• _WHAT YOU ARE ASKED TO DO_
Find the lines that hold the word "NARROW" and return them.

Chart and figure data
*-*-*

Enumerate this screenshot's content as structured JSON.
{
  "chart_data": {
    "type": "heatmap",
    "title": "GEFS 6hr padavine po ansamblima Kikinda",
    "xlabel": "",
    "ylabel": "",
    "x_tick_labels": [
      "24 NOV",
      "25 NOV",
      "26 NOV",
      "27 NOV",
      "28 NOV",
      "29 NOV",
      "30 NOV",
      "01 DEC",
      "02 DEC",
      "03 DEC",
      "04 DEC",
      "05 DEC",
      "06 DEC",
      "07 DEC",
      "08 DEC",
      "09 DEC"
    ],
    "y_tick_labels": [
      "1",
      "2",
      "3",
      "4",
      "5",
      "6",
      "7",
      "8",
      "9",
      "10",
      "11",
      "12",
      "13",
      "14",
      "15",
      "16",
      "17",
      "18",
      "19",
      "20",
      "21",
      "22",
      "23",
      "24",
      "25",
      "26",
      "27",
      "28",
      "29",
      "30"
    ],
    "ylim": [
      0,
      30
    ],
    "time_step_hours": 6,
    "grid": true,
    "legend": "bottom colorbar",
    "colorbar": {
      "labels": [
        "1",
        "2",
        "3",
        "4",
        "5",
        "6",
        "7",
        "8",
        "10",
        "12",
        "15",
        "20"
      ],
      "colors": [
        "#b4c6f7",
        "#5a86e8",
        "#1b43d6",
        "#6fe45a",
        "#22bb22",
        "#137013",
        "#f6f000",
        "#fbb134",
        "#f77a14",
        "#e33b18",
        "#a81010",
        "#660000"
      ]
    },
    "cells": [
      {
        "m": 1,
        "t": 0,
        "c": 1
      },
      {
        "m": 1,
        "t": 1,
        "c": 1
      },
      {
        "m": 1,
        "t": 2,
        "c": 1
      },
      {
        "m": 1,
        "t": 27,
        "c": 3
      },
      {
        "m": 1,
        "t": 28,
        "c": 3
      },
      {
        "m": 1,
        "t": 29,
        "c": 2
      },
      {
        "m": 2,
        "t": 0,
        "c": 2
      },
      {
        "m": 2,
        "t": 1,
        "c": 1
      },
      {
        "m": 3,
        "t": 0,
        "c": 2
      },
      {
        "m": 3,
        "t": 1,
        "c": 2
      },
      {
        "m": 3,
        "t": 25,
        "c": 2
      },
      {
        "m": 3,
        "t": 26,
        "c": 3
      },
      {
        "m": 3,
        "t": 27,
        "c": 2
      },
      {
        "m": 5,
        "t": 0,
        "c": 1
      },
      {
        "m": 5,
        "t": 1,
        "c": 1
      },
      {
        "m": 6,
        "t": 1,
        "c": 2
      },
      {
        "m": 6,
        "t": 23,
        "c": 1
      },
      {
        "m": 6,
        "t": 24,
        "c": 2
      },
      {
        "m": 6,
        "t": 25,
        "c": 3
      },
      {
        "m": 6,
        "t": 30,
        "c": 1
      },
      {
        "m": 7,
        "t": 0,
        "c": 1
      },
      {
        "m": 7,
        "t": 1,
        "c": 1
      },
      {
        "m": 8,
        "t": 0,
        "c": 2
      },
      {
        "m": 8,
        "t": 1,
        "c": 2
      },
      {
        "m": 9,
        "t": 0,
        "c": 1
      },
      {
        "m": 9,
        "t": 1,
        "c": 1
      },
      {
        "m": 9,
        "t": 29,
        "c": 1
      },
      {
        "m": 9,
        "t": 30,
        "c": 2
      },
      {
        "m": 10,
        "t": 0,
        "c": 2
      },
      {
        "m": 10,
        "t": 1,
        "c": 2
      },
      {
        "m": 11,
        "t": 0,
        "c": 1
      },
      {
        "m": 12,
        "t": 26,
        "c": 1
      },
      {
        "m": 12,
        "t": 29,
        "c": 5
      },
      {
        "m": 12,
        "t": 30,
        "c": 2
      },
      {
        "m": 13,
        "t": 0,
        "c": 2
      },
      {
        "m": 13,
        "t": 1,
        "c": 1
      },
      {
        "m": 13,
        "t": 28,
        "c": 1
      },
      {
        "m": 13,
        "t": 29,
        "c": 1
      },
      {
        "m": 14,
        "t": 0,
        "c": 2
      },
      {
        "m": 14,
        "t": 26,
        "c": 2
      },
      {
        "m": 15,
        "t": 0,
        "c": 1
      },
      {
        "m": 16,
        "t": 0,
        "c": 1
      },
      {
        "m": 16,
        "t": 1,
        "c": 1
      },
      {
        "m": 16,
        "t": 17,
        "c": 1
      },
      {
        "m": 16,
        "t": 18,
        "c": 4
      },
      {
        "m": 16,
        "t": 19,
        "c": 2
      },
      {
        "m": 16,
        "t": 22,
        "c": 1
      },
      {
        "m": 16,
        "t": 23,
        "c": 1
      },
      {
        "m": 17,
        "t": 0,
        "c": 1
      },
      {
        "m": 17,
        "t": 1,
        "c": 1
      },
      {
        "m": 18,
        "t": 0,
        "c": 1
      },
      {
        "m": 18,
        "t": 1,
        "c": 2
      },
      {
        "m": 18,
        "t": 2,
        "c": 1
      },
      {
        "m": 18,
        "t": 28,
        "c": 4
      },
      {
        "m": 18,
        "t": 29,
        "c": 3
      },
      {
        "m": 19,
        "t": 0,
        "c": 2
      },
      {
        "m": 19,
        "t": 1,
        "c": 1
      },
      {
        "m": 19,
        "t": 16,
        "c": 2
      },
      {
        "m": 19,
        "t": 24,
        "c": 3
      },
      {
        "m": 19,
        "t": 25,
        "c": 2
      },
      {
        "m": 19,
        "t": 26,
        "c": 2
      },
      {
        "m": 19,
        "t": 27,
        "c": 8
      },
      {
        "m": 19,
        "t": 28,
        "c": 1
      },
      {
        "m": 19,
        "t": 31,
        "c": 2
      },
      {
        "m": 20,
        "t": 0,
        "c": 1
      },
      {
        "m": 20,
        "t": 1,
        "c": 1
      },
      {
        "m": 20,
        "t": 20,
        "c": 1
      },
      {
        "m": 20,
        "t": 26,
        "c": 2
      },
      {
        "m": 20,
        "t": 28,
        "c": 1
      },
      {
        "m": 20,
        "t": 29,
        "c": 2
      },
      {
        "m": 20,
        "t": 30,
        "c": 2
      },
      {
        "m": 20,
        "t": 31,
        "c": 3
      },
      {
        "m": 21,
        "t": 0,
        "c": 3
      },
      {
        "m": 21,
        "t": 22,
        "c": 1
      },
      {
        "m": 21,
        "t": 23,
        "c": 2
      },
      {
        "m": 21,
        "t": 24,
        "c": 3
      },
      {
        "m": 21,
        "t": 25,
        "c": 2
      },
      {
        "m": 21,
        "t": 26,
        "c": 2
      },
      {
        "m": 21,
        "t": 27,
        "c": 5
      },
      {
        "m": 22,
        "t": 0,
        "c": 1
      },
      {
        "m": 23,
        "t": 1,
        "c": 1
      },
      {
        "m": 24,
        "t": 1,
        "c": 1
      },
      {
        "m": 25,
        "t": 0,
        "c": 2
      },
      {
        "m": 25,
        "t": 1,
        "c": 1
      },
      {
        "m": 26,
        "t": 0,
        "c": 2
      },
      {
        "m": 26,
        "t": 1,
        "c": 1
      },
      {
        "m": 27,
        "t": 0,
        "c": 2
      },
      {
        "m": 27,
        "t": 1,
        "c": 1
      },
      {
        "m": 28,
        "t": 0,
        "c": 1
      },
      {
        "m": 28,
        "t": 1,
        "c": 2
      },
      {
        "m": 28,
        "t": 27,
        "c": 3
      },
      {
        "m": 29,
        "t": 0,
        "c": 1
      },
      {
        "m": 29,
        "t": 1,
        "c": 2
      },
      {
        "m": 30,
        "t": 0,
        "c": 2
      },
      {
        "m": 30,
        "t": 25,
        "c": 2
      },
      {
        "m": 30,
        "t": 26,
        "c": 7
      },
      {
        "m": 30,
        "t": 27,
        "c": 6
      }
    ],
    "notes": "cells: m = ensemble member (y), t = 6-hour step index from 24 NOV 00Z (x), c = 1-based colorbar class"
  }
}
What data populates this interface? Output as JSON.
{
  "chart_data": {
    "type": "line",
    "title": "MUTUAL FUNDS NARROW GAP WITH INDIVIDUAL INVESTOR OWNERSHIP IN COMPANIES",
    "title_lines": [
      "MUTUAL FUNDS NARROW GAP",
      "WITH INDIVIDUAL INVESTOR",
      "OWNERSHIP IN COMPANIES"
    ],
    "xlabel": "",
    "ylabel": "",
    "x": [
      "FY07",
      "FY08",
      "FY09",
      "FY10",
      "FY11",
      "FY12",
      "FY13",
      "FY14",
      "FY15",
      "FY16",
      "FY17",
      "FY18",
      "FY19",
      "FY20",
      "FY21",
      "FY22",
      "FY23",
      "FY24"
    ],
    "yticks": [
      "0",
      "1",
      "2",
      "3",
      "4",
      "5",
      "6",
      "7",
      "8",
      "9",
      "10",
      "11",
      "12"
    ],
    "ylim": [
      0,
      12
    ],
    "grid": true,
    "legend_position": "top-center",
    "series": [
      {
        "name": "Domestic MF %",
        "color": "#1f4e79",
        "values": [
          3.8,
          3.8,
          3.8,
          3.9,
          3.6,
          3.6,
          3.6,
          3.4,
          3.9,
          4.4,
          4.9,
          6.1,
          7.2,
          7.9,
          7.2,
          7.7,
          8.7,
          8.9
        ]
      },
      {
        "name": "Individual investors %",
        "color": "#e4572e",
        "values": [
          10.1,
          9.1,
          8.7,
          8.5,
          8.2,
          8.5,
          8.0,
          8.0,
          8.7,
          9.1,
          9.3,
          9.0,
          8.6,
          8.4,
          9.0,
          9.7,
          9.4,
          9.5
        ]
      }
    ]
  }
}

*-*-*

• _ANSWER TO THE PROBLEM_
    "title": "MUTUAL FUNDS NARROW GAP WITH INDIVIDUAL INVESTOR OWNERSHIP IN COMPANIES",
      "MUTUAL FUNDS NARROW GAP",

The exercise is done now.